- _EXTRACT PROVIDED_
━━━━━━━━
Apart from the responsibilities and liabilities, if any, which
may be imposed by the FCA, Financial Services and Markets Act 2000
or the JSE or the regulatory regime established thereunder, none of
Panmure, Numis or Java, or any person affiliated with them, accept
any responsibility whatsoever and make no representation or
warranty, express or implied, in respect of the contents of this
announcement including its accuracy or completeness or for any
other statement made or purported to be made by any of them, or on
behalf of them, in connection with the Company or any matter
described in this Announcement and nothing in this Announcement is
or shall be relied upon as a promise or representation in this
respect, whether as to the past or future. None of Panmure, Numis
or Java have approved the contents of, or any part of, this
Announcement and no liability whatsoever is accepted by Panmure,
Numis or Java for the accuracy of any information or opinions
contained in this Announcement and accordingly, each of Panmure,
Numis and Java and their respective affiliates disclaim, to the
fullest extent permitted by law, all and any liability whatsoever,
whether arising in tort, contract or otherwise (save as referred to
above) which they might otherwise have to any person, other than
the Company, in respect of this Announcement or any such
statement.
━━━━━━━━
Name every firm that the disclaimer says accepts no responsibility for the contents of the Announcement. None of the material below relates to the disclaimer.

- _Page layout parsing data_
━━━━━━━━
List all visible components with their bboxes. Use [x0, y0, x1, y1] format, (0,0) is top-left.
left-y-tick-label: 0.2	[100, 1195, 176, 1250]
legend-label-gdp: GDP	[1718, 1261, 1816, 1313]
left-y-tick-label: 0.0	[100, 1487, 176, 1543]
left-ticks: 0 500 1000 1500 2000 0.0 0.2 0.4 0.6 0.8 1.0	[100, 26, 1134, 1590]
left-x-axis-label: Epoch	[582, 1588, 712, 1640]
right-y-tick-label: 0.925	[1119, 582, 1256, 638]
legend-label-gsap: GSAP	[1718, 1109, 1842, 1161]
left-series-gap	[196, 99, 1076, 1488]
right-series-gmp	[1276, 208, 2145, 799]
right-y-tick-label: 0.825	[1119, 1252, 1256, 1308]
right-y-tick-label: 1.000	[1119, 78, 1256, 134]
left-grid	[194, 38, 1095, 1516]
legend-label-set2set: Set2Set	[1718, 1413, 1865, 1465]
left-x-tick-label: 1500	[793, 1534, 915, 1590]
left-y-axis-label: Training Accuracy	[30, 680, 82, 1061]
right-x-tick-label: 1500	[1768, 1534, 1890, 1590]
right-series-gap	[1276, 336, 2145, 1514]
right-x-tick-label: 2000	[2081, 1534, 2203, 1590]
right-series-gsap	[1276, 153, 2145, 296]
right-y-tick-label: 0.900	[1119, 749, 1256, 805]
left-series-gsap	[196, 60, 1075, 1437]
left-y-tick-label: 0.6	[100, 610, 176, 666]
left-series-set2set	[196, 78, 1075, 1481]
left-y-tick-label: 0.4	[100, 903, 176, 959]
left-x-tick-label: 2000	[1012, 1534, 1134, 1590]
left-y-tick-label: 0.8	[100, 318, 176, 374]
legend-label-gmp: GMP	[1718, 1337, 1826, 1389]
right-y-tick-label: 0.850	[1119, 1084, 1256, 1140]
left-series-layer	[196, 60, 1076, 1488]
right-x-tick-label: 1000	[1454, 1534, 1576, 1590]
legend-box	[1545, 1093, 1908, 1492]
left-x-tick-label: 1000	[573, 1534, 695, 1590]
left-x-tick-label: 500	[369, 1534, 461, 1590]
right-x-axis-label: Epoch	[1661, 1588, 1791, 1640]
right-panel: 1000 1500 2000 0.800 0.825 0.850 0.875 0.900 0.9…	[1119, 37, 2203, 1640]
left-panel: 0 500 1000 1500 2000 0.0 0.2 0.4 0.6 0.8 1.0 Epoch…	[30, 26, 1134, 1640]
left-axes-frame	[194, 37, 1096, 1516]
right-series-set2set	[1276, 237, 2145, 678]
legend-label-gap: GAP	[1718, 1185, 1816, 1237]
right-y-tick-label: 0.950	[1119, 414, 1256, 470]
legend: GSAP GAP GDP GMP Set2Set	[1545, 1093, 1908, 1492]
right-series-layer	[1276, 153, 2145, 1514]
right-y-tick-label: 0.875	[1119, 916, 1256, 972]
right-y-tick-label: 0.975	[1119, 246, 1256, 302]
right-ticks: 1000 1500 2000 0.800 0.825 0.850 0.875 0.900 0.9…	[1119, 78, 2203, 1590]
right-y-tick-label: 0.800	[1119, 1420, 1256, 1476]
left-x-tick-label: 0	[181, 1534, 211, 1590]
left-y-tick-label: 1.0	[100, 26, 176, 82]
━━━━━━━━
- _REPLY TO THE TASK_
Panmure, Numis and Java.